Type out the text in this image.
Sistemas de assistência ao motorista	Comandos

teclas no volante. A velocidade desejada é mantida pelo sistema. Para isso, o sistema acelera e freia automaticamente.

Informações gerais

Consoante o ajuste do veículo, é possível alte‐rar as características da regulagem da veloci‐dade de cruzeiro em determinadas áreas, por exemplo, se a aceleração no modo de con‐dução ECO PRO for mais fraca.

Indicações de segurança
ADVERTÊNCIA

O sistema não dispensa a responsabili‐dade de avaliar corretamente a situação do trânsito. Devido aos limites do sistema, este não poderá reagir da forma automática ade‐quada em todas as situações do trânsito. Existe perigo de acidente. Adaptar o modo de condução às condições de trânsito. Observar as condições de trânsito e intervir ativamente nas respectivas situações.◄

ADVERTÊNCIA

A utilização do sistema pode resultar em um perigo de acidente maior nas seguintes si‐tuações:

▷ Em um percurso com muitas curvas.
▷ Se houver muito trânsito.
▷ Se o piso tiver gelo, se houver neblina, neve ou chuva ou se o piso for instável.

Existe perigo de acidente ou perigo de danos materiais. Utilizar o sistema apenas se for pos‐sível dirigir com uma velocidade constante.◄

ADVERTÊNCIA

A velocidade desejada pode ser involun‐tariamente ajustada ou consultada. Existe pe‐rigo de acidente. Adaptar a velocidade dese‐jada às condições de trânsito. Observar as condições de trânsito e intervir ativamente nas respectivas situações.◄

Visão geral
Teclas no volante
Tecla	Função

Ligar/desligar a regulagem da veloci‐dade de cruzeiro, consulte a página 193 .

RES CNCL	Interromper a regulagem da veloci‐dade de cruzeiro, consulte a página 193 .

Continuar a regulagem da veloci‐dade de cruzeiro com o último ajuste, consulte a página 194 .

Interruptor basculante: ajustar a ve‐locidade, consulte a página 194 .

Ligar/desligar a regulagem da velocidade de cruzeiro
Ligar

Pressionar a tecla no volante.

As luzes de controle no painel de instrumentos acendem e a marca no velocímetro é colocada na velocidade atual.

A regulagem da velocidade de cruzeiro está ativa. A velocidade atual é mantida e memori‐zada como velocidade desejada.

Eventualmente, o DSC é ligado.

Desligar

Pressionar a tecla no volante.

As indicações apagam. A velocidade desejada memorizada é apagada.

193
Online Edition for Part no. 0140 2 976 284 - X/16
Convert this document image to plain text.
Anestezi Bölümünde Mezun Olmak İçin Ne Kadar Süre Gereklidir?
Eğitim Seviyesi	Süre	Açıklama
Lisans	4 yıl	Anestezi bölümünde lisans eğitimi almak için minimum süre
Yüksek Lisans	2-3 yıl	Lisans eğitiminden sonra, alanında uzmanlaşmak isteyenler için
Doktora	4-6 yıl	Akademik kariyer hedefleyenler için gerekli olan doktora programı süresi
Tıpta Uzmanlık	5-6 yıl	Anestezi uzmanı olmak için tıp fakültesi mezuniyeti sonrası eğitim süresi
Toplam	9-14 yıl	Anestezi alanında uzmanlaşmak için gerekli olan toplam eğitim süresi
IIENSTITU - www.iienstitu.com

> [Exercise] Reproduce, word for word, only the lines from the one that contains "Convert this document image to plain text." through the final line.

> [Solution to this exercise]
Convert this document image to plain text.
Anestezi Bölümünde Mezun Olmak İçin Ne Kadar Süre Gereklidir?
Eğitim Seviyesi	Süre	Açıklama
Lisans	4 yıl	Anestezi bölümünde lisans eğitimi almak için minimum süre
Yüksek Lisans	2-3 yıl	Lisans eğitiminden sonra, alanında uzmanlaşmak isteyenler için
Doktora	4-6 yıl	Akademik kariyer hedefleyenler için gerekli olan doktora programı süresi
Tıpta Uzmanlık	5-6 yıl	Anestezi uzmanı olmak için tıp fakültesi mezuniyeti sonrası eğitim süresi
Toplam	9-14 yıl	Anestezi alanında uzmanlaşmak için gerekli olan toplam eğitim süresi
IIENSTITU - www.iienstitu.com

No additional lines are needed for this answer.